Stored items:

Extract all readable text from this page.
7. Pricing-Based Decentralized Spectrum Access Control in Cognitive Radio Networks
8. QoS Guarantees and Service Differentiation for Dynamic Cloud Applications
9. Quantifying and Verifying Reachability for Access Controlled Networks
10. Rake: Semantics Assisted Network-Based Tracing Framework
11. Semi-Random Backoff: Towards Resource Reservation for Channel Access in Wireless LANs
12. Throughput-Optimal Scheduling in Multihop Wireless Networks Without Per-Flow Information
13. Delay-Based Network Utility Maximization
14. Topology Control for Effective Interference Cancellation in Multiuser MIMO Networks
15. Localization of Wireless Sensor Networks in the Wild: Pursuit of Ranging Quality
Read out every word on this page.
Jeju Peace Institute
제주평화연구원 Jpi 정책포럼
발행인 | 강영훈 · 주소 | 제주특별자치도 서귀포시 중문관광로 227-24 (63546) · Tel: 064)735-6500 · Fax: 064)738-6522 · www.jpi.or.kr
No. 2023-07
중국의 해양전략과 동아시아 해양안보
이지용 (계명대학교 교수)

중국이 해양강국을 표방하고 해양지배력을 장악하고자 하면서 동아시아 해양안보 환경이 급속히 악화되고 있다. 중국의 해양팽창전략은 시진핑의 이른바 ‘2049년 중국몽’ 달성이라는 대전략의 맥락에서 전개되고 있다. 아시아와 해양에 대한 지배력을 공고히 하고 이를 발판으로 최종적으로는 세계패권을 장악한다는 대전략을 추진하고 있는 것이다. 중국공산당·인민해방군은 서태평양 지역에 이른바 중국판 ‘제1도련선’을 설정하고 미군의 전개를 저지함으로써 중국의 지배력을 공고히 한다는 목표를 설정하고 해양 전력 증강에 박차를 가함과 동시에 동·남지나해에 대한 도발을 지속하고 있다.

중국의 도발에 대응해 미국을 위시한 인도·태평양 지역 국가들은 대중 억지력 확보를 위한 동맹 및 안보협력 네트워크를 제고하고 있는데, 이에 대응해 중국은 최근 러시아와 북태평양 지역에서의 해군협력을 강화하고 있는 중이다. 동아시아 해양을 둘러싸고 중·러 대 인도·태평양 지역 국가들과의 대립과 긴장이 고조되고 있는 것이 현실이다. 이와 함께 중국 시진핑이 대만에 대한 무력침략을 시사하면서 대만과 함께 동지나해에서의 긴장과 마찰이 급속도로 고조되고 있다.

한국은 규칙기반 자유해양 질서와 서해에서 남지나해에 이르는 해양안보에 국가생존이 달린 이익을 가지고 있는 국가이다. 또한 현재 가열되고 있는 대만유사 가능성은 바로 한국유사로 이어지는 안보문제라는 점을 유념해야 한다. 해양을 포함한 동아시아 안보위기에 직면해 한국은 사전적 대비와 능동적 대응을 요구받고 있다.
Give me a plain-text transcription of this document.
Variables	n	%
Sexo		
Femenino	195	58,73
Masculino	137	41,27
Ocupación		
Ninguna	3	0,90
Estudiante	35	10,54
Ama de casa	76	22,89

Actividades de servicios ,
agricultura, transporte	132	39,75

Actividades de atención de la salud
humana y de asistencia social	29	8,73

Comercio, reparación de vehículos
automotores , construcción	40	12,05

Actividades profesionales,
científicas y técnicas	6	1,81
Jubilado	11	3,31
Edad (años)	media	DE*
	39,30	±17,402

● TASK GOAL:
Output exactly the lines between the one containing "Give me a plain-text" and the final line above, both inclusive.

● ANSWER TO THE TASK:
Give me a plain-text transcription of this document.
Variables	n	%
Sexo		
Femenino	195	58,73
Masculino	137	41,27
Ocupación		
Ninguna	3	0,90
Estudiante	35	10,54
Ama de casa	76	22,89

Actividades de servicios ,
agricultura, transporte	132	39,75

Actividades de atención de la salud
humana y de asistencia social	29	8,73

Comercio, reparación de vehículos
automotores , construcción	40	12,05

Actividades profesionales,
científicas y técnicas	6	1,81
Jubilado	11	3,31
Edad (años)	media	DE*
	39,30	±17,402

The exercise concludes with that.